[Exercise description]
Note each line of the listing that contains the string "LIBs", and copy it.

[Extracted data]
--- start ---

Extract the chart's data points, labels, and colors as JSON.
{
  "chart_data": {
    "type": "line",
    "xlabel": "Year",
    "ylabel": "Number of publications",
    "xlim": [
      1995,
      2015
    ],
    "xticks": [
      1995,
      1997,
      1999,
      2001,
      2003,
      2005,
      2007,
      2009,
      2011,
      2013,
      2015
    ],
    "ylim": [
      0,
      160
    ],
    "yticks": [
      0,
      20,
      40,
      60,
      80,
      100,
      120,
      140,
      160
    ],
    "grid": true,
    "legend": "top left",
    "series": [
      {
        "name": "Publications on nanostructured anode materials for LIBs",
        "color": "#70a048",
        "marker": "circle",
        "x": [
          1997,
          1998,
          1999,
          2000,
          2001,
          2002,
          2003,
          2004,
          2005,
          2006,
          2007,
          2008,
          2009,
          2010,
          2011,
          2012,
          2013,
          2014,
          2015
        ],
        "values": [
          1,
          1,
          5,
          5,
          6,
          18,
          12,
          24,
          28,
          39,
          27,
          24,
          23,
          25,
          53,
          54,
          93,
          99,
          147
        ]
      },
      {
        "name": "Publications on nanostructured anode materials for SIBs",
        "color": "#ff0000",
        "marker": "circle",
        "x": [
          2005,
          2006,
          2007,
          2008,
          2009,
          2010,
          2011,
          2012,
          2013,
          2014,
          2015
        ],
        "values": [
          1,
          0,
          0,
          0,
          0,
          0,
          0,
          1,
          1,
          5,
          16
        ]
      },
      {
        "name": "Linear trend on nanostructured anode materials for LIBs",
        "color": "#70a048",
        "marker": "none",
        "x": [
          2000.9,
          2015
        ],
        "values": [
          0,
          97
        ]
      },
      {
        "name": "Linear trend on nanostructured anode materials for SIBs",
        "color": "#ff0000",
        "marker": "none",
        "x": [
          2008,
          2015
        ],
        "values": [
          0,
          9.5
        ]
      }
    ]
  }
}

--- end ---

[Worked solution]
        "name": "Publications on nanostructured anode materials for LIBs",
        "name": "Linear trend on nanostructured anode materials for LIBs",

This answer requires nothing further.